Data extract:
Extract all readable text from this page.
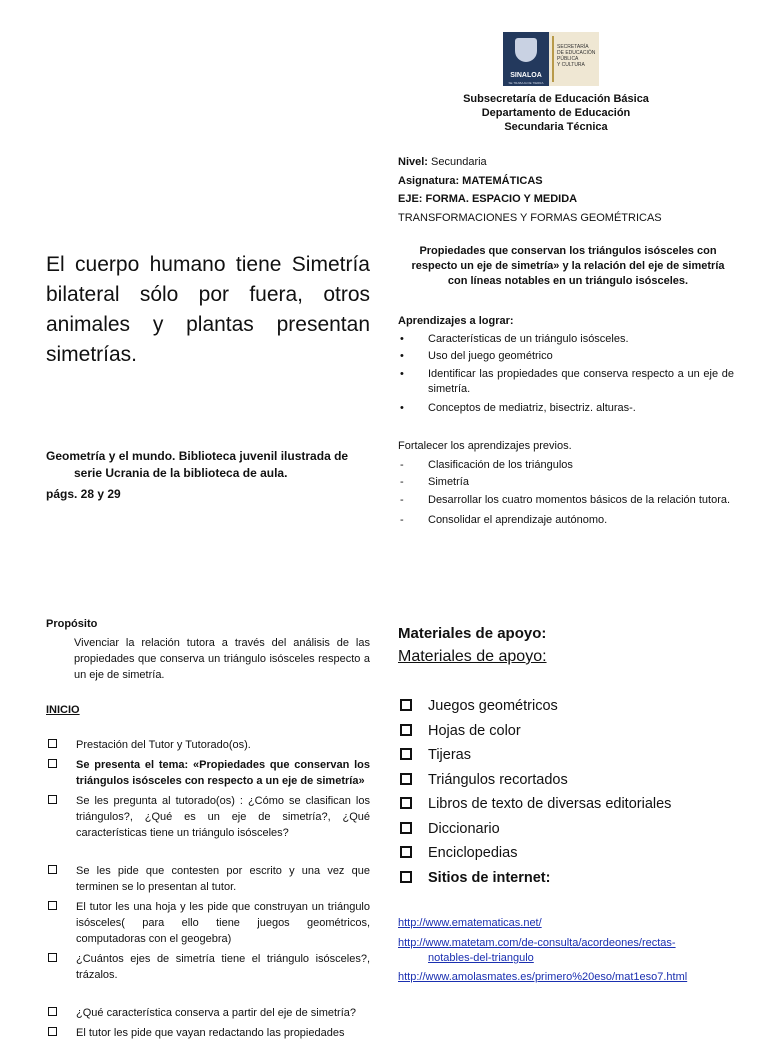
SINALOA
SE TRABAJA DE TIERRA
SECRETARÍA
DE EDUCACIÓN
PÚBLICA
Y CULTURA
Subsecretaría de Educación Básica
Departamento de Educación
Secundaria Técnica
Nivel: Secundaria
Asignatura: MATEMÁTICAS
EJE: FORMA. ESPACIO Y MEDIDA
TRANSFORMACIONES Y FORMAS GEOMÉTRICAS
El cuerpo humano tiene Simetría bilateral sólo por fuera, otros animales y plantas presentan simetrías.
Propiedades que conservan los triángulos isósceles con respecto un eje de simetría» y la relación del eje de simetría con líneas notables en un triángulo isósceles.
Geometría y el mundo. Biblioteca juvenil ilustrada de
serie Ucrania de la biblioteca de aula.
págs. 28 y 29
Aprendizajes a lograr:
• Características de un triángulo isósceles.
• Uso del juego geométrico
• Identificar las propiedades que conserva respecto a un eje de simetría.
• Conceptos de mediatriz, bisectriz. alturas-.
Fortalecer los aprendizajes previos.
- Clasificación de los triángulos
- Simetría
- Desarrollar los cuatro momentos básicos de la relación tutora.
- Consolidar el aprendizaje autónomo.
Propósito
Vivenciar la relación tutora a través del análisis de las propiedades que conserva un triángulo isósceles respecto a un eje de simetría.
INICIO
Prestación del Tutor y Tutorado(os).
Se presenta el tema: «Propiedades que conservan los triángulos isósceles con respecto a un eje de simetría»
Se les pregunta al tutorado(os) : ¿Cómo se clasifican los triángulos?, ¿Qué es un eje de simetría?, ¿Qué características tiene un triángulo isósceles?
Se les pide que contesten por escrito y una vez que terminen se lo presentan al tutor.
El tutor les una hoja y les pide que construyan un triángulo isósceles( para ello tiene juegos geométricos, computadoras con el geogebra)
¿Cuántos ejes de simetría tiene el triángulo isósceles?, trázalos.
¿Qué característica conserva a partir del eje de simetría?
El tutor les pide que vayan redactando las propiedades
Materiales de apoyo:
Materiales de apoyo:
Juegos geométricos
Hojas de color
Tijeras
Triángulos recortados
Libros de texto de diversas editoriales
Diccionario
Enciclopedias
Sitios de internet:
http://www.ematematicas.net/
http://www.matetam.com/de-consulta/acordeones/rectas-
notables-del-triangulo
http://www.amolasmates.es/primero%20eso/mat1eso7.html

What is needed: Repeat each entry precisely as it appears. Leave the pictures out.

Task result:
Extract all readable text from this page.
SINALOA
SE TRABAJA DE TIERRA
SECRETARÍA
DE EDUCACIÓN
PÚBLICA
Y CULTURA
Subsecretaría de Educación Básica
Departamento de Educación
Secundaria Técnica
Nivel: Secundaria
Asignatura: MATEMÁTICAS
EJE: FORMA. ESPACIO Y MEDIDA
TRANSFORMACIONES Y FORMAS GEOMÉTRICAS
El cuerpo humano tiene Simetría bilateral sólo por fuera, otros animales y plantas presentan simetrías.
Propiedades que conservan los triángulos isósceles con respecto un eje de simetría» y la relación del eje de simetría con líneas notables en un triángulo isósceles.
Geometría y el mundo. Biblioteca juvenil ilustrada de
serie Ucrania de la biblioteca de aula.
págs. 28 y 29
Aprendizajes a lograr:
• Características de un triángulo isósceles.
• Uso del juego geométrico
• Identificar las propiedades que conserva respecto a un eje de simetría.
• Conceptos de mediatriz, bisectriz. alturas-.
Fortalecer los aprendizajes previos.
- Clasificación de los triángulos
- Simetría
- Desarrollar los cuatro momentos básicos de la relación tutora.
- Consolidar el aprendizaje autónomo.
Propósito
Vivenciar la relación tutora a través del análisis de las propiedades que conserva un triángulo isósceles respecto a un eje de simetría.
INICIO
Prestación del Tutor y Tutorado(os).
Se presenta el tema: «Propiedades que conservan los triángulos isósceles con respecto a un eje de simetría»
Se les pregunta al tutorado(os) : ¿Cómo se clasifican los triángulos?, ¿Qué es un eje de simetría?, ¿Qué características tiene un triángulo isósceles?
Se les pide que contesten por escrito y una vez que terminen se lo presentan al tutor.
El tutor les una hoja y les pide que construyan un triángulo isósceles( para ello tiene juegos geométricos, computadoras con el geogebra)
¿Cuántos ejes de simetría tiene el triángulo isósceles?, trázalos.
¿Qué característica conserva a partir del eje de simetría?
El tutor les pide que vayan redactando las propiedades
Materiales de apoyo:
Materiales de apoyo:
Juegos geométricos
Hojas de color
Tijeras
Triángulos recortados
Libros de texto de diversas editoriales
Diccionario
Enciclopedias
Sitios de internet:
http://www.ematematicas.net/
http://www.matetam.com/de-consulta/acordeones/rectas-
notables-del-triangulo
http://www.amolasmates.es/primero%20eso/mat1eso7.html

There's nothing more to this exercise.